Transcribe all the entries word for word, but omit the images.

• **Material for this exercise**:
= = = =
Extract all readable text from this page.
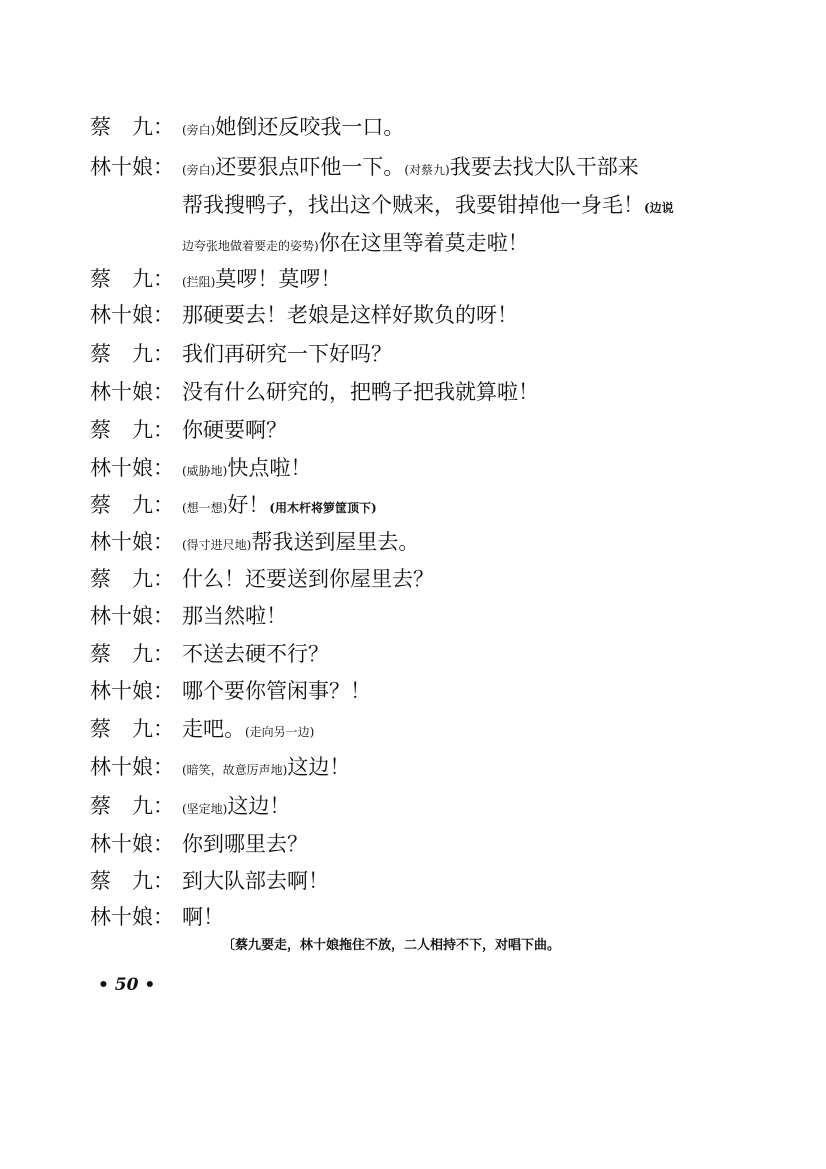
蔡　九： (旁白)她倒还反咬我一口。
林十娘： (旁白)还要狠点吓他一下。(对蔡九)我要去找大队干部来
帮我搜鸭子，找出这个贼来，我要钳掉他一身毛！(边说
边夸张地做着要走的姿势)你在这里等着莫走啦！
蔡　九： (拦阻)莫啰！莫啰！
林十娘： 那硬要去！老娘是这样好欺负的呀！
蔡　九： 我们再研究一下好吗？
林十娘： 没有什么研究的，把鸭子把我就算啦！
蔡　九： 你硬要啊？
林十娘： (威胁地)快点啦！
蔡　九： (想一想)好！(用木杆将箩筐顶下)
林十娘： (得寸进尺地)帮我送到屋里去。
蔡　九： 什么！还要送到你屋里去？
林十娘： 那当然啦！
蔡　九： 不送去硬不行？
林十娘： 哪个要你管闲事？！
蔡　九： 走吧。(走向另一边)
林十娘： (暗笑，故意厉声地)这边！
蔡　九： (坚定地)这边！
林十娘： 你到哪里去？
蔡　九： 到大队部去啊！
林十娘： 啊！
〔蔡九要走，林十娘拖住不放，二人相持不下，对唱下曲。
• 50 •
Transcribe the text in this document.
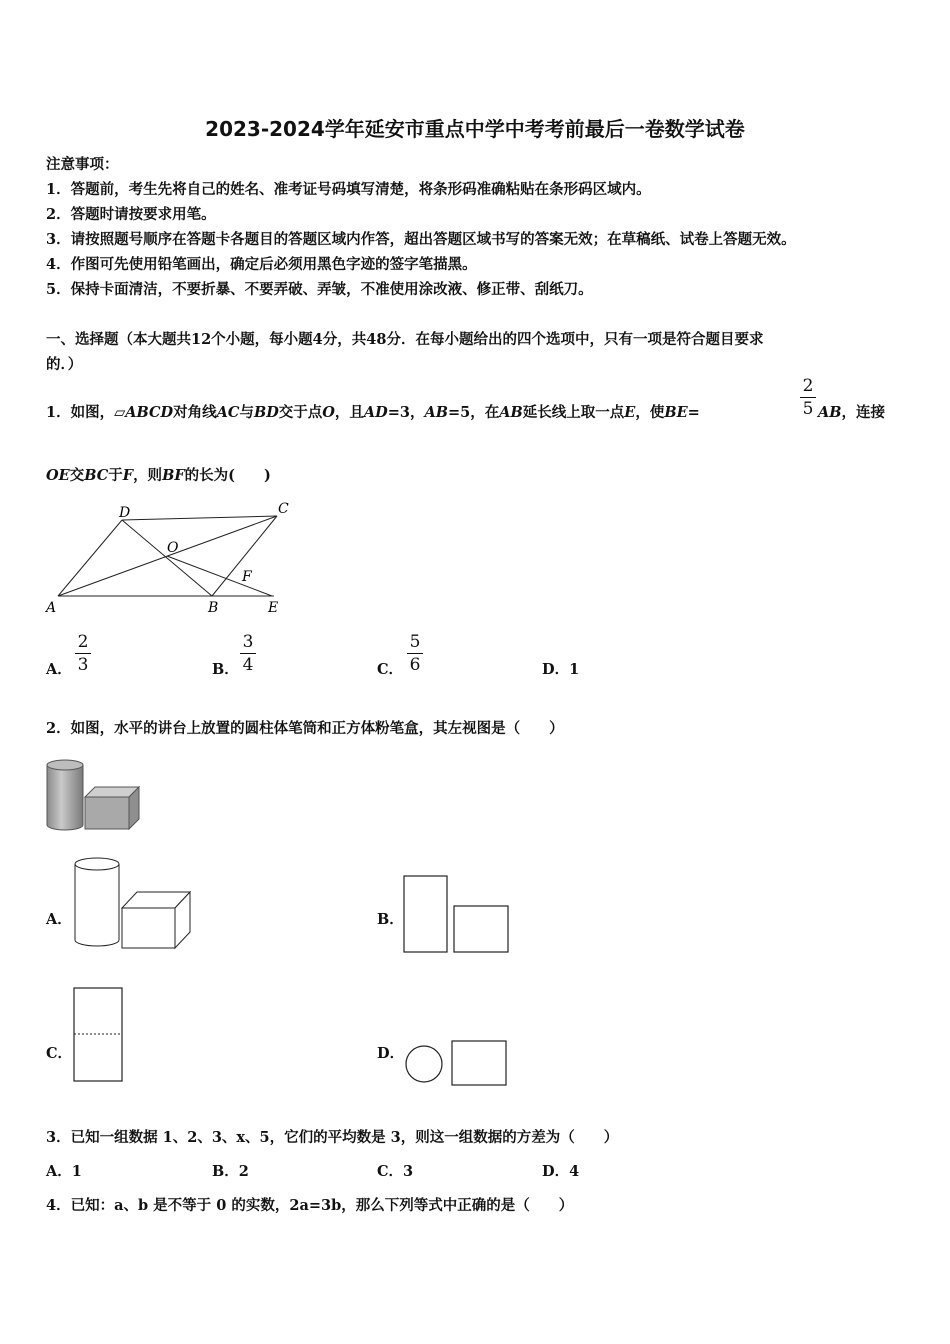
2023-2024学年延安市重点中学中考考前最后一卷数学试卷
注意事项：
1．答题前，考生先将自己的姓名、准考证号码填写清楚，将条形码准确粘贴在条形码区域内。
2．答题时请按要求用笔。
3．请按照题号顺序在答题卡各题目的答题区域内作答，超出答题区域书写的答案无效；在草稿纸、试卷上答题无效。
4．作图可先使用铅笔画出，确定后必须用黑色字迹的签字笔描黑。
5．保持卡面清洁，不要折暴、不要弄破、弄皱，不准使用涂改液、修正带、刮纸刀。
一、选择题（本大题共12个小题，每小题4分，共48分．在每小题给出的四个选项中，只有一项是符合题目要求
的．）
1．如图，▱ABCD对角线AC与BD交于点O，且AD=3，AB=5，在AB延长线上取一点E，使BE=
2
5 AB，连接
OE交BC于F，则BF的长为(　　)
D	C
O
F
A	B	E
A．
2
3	B．
3
4	C．
5
6	D．1
2．如图，水平的讲台上放置的圆柱体笔筒和正方体粉笔盒，其左视图是（　　）
A．	B．
C．	D．
3．已知一组数据 1、2、3、x、5，它们的平均数是 3，则这一组数据的方差为（　　）
A．1	B．2	C．3	D．4
4．已知：a、b 是不等于 0 的实数，2a=3b，那么下列等式中正确的是（　　）
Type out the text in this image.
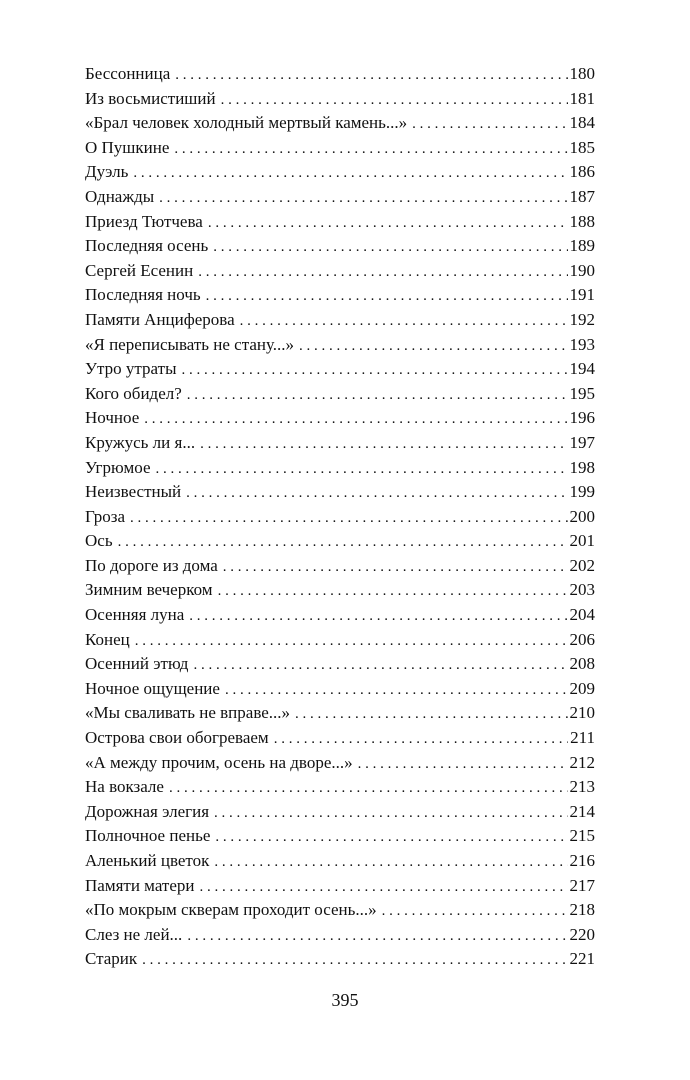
Бессонница . . .	180
Из восьмистиший . . .	181
«Брал человек холодный мертвый камень...» . . .	184
О Пушкине . . .	185
Дуэль . . .	186
Однажды . . .	187
Приезд Тютчева . . .	188
Последняя осень . . .	189
Сергей Есенин . . .	190
Последняя ночь . . .	191
Памяти Анциферова . . .	192
«Я переписывать не стану...» . . .	193
Утро утраты . . .	194
Кого обидел? . . .	195
Ночное . . .	196
Кружусь ли я... . . .	197
Угрюмое . . .	198
Неизвестный . . .	199
Гроза . . .	200
Ось . . .	201
По дороге из дома . . .	202
Зимним вечерком . . .	203
Осенняя луна . . .	204
Конец . . .	206
Осенний этюд . . .	208
Ночное ощущение . . .	209
«Мы сваливать не вправе...» . . .	210
Острова свои обогреваем . . .	211
«А между прочим, осень на дворе...» . . .	212
На вокзале . . .	213
Дорожная элегия . . .	214
Полночное пенье . . .	215
Аленький цветок . . .	216
Памяти матери . . .	217
«По мокрым скверам проходит осень...» . . .	218
Слез не лей... . . .	220
Старик . . .	221
395
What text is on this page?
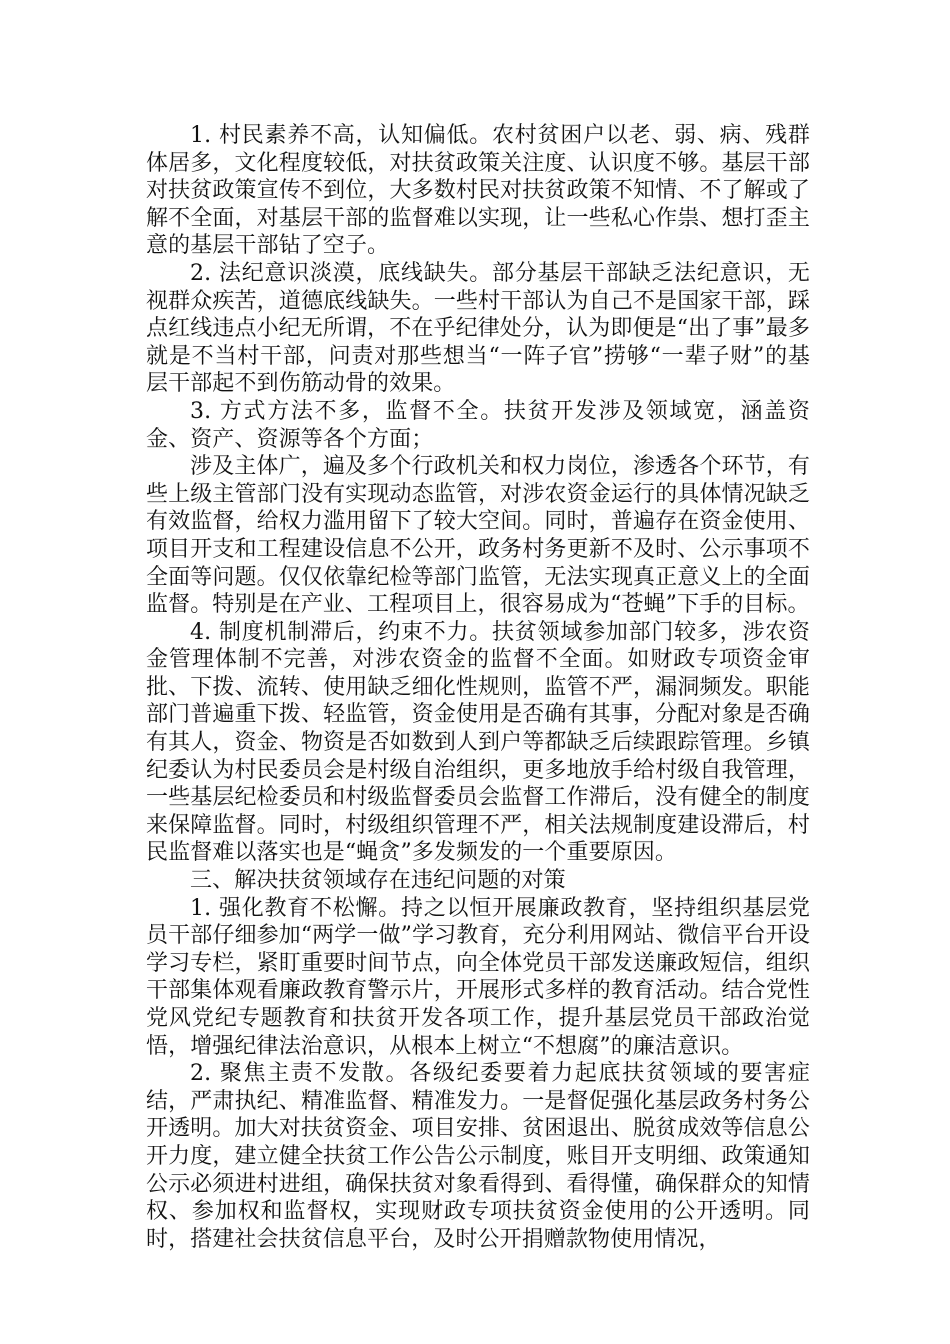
1. 村民素养不高，认知偏低。农村贫困户以老、弱、病、残群体居多，文化程度较低，对扶贫政策关注度、认识度不够。基层干部对扶贫政策宣传不到位，大多数村民对扶贫政策不知情、不了解或了解不全面，对基层干部的监督难以实现，让一些私心作祟、想打歪主意的基层干部钻了空子。

2. 法纪意识淡漠，底线缺失。部分基层干部缺乏法纪意识，无视群众疾苦，道德底线缺失。一些村干部认为自己不是国家干部，踩点红线违点小纪无所谓，不在乎纪律处分，认为即便是“出了事”最多就是不当村干部，问责对那些想当“一阵子官”捞够“一辈子财”的基层干部起不到伤筋动骨的效果。

3. 方式方法不多，监督不全。扶贫开发涉及领域宽，涵盖资金、资产、资源等各个方面；

涉及主体广，遍及多个行政机关和权力岗位，渗透各个环节，有些上级主管部门没有实现动态监管，对涉农资金运行的具体情况缺乏有效监督，给权力滥用留下了较大空间。同时，普遍存在资金使用、项目开支和工程建设信息不公开，政务村务更新不及时、公示事项不全面等问题。仅仅依靠纪检等部门监管，无法实现真正意义上的全面监督。特别是在产业、工程项目上，很容易成为“苍蝇”下手的目标。

4. 制度机制滞后，约束不力。扶贫领域参加部门较多，涉农资金管理体制不完善，对涉农资金的监督不全面。如财政专项资金审批、下拨、流转、使用缺乏细化性规则，监管不严，漏洞频发。职能部门普遍重下拨、轻监管，资金使用是否确有其事，分配对象是否确有其人，资金、物资是否如数到人到户等都缺乏后续跟踪管理。乡镇纪委认为村民委员会是村级自治组织，更多地放手给村级自我管理，一些基层纪检委员和村级监督委员会监督工作滞后，没有健全的制度来保障监督。同时，村级组织管理不严，相关法规制度建设滞后，村民监督难以落实也是“蝇贪”多发频发的一个重要原因。

三、解决扶贫领域存在违纪问题的对策

1. 强化教育不松懈。持之以恒开展廉政教育，坚持组织基层党员干部仔细参加“两学一做”学习教育，充分利用网站、微信平台开设学习专栏，紧盯重要时间节点，向全体党员干部发送廉政短信，组织干部集体观看廉政教育警示片，开展形式多样的教育活动。结合党性党风党纪专题教育和扶贫开发各项工作，提升基层党员干部政治觉悟，增强纪律法治意识，从根本上树立“不想腐”的廉洁意识。

2. 聚焦主责不发散。各级纪委要着力起底扶贫领域的要害症结，严肃执纪、精准监督、精准发力。一是督促强化基层政务村务公开透明。加大对扶贫资金、项目安排、贫困退出、脱贫成效等信息公开力度，建立健全扶贫工作公告公示制度，账目开支明细、政策通知公示必须进村进组，确保扶贫对象看得到、看得懂，确保群众的知情权、参加权和监督权，实现财政专项扶贫资金使用的公开透明。同时，搭建社会扶贫信息平台，及时公开捐赠款物使用情况，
= = = =
• **Response to the exercise**:
Extract all readable text from this page.
蔡　九： (旁白)她倒还反咬我一口。
林十娘： (旁白)还要狠点吓他一下。(对蔡九)我要去找大队干部来
帮我搜鸭子，找出这个贼来，我要钳掉他一身毛！(边说
边夸张地做着要走的姿势)你在这里等着莫走啦！
蔡　九： (拦阻)莫啰！莫啰！
林十娘： 那硬要去！老娘是这样好欺负的呀！
蔡　九： 我们再研究一下好吗？
林十娘： 没有什么研究的，把鸭子把我就算啦！
蔡　九： 你硬要啊？
林十娘： (威胁地)快点啦！
蔡　九： (想一想)好！(用木杆将箩筐顶下)
林十娘： (得寸进尺地)帮我送到屋里去。
蔡　九： 什么！还要送到你屋里去？
林十娘： 那当然啦！
蔡　九： 不送去硬不行？
林十娘： 哪个要你管闲事？！
蔡　九： 走吧。(走向另一边)
林十娘： (暗笑，故意厉声地)这边！
蔡　九： (坚定地)这边！
林十娘： 你到哪里去？
蔡　九： 到大队部去啊！
林十娘： 啊！
〔蔡九要走，林十娘拖住不放，二人相持不下，对唱下曲。
• 50 •
Transcribe the text in this document.
2023-2024学年延安市重点中学中考考前最后一卷数学试卷
注意事项：
1．答题前，考生先将自己的姓名、准考证号码填写清楚，将条形码准确粘贴在条形码区域内。
2．答题时请按要求用笔。
3．请按照题号顺序在答题卡各题目的答题区域内作答，超出答题区域书写的答案无效；在草稿纸、试卷上答题无效。
4．作图可先使用铅笔画出，确定后必须用黑色字迹的签字笔描黑。
5．保持卡面清洁，不要折暴、不要弄破、弄皱，不准使用涂改液、修正带、刮纸刀。
一、选择题（本大题共12个小题，每小题4分，共48分．在每小题给出的四个选项中，只有一项是符合题目要求
的．）
1．如图，▱ABCD对角线AC与BD交于点O，且AD=3，AB=5，在AB延长线上取一点E，使BE=
2
5 AB，连接
OE交BC于F，则BF的长为(　　)
D	C
O
F
A	B	E
A．
2
3	B．
3
4	C．
5
6	D．1
2．如图，水平的讲台上放置的圆柱体笔筒和正方体粉笔盒，其左视图是（　　）
A．	B．
C．	D．
3．已知一组数据 1、2、3、x、5，它们的平均数是 3，则这一组数据的方差为（　　）
A．1	B．2	C．3	D．4
4．已知：a、b 是不等于 0 的实数，2a=3b，那么下列等式中正确的是（　　）
Type out the text in this image.
Бессонница . . .	180
Из восьмистиший . . .	181
«Брал человек холодный мертвый камень...» . . .	184
О Пушкине . . .	185
Дуэль . . .	186
Однажды . . .	187
Приезд Тютчева . . .	188
Последняя осень . . .	189
Сергей Есенин . . .	190
Последняя ночь . . .	191
Памяти Анциферова . . .	192
«Я переписывать не стану...» . . .	193
Утро утраты . . .	194
Кого обидел? . . .	195
Ночное . . .	196
Кружусь ли я... . . .	197
Угрюмое . . .	198
Неизвестный . . .	199
Гроза . . .	200
Ось . . .	201
По дороге из дома . . .	202
Зимним вечерком . . .	203
Осенняя луна . . .	204
Конец . . .	206
Осенний этюд . . .	208
Ночное ощущение . . .	209
«Мы сваливать не вправе...» . . .	210
Острова свои обогреваем . . .	211
«А между прочим, осень на дворе...» . . .	212
На вокзале . . .	213
Дорожная элегия . . .	214
Полночное пенье . . .	215
Аленький цветок . . .	216
Памяти матери . . .	217
«По мокрым скверам проходит осень...» . . .	218
Слез не лей... . . .	220
Старик . . .	221
395
What text is on this page?
1. 村民素养不高，认知偏低。农村贫困户以老、弱、病、残群体居多，文化程度较低，对扶贫政策关注度、认识度不够。基层干部对扶贫政策宣传不到位，大多数村民对扶贫政策不知情、不了解或了解不全面，对基层干部的监督难以实现，让一些私心作祟、想打歪主意的基层干部钻了空子。

2. 法纪意识淡漠，底线缺失。部分基层干部缺乏法纪意识，无视群众疾苦，道德底线缺失。一些村干部认为自己不是国家干部，踩点红线违点小纪无所谓，不在乎纪律处分，认为即便是“出了事”最多就是不当村干部，问责对那些想当“一阵子官”捞够“一辈子财”的基层干部起不到伤筋动骨的效果。

3. 方式方法不多，监督不全。扶贫开发涉及领域宽，涵盖资金、资产、资源等各个方面；

涉及主体广，遍及多个行政机关和权力岗位，渗透各个环节，有些上级主管部门没有实现动态监管，对涉农资金运行的具体情况缺乏有效监督，给权力滥用留下了较大空间。同时，普遍存在资金使用、项目开支和工程建设信息不公开，政务村务更新不及时、公示事项不全面等问题。仅仅依靠纪检等部门监管，无法实现真正意义上的全面监督。特别是在产业、工程项目上，很容易成为“苍蝇”下手的目标。

4. 制度机制滞后，约束不力。扶贫领域参加部门较多，涉农资金管理体制不完善，对涉农资金的监督不全面。如财政专项资金审批、下拨、流转、使用缺乏细化性规则，监管不严，漏洞频发。职能部门普遍重下拨、轻监管，资金使用是否确有其事，分配对象是否确有其人，资金、物资是否如数到人到户等都缺乏后续跟踪管理。乡镇纪委认为村民委员会是村级自治组织，更多地放手给村级自我管理，一些基层纪检委员和村级监督委员会监督工作滞后，没有健全的制度来保障监督。同时，村级组织管理不严，相关法规制度建设滞后，村民监督难以落实也是“蝇贪”多发频发的一个重要原因。

三、解决扶贫领域存在违纪问题的对策

1. 强化教育不松懈。持之以恒开展廉政教育，坚持组织基层党员干部仔细参加“两学一做”学习教育，充分利用网站、微信平台开设学习专栏，紧盯重要时间节点，向全体党员干部发送廉政短信，组织干部集体观看廉政教育警示片，开展形式多样的教育活动。结合党性党风党纪专题教育和扶贫开发各项工作，提升基层党员干部政治觉悟，增强纪律法治意识，从根本上树立“不想腐”的廉洁意识。

2. 聚焦主责不发散。各级纪委要着力起底扶贫领域的要害症结，严肃执纪、精准监督、精准发力。一是督促强化基层政务村务公开透明。加大对扶贫资金、项目安排、贫困退出、脱贫成效等信息公开力度，建立健全扶贫工作公告公示制度，账目开支明细、政策通知公示必须进村进组，确保扶贫对象看得到、看得懂，确保群众的知情权、参加权和监督权，实现财政专项扶贫资金使用的公开透明。同时，搭建社会扶贫信息平台，及时公开捐赠款物使用情况，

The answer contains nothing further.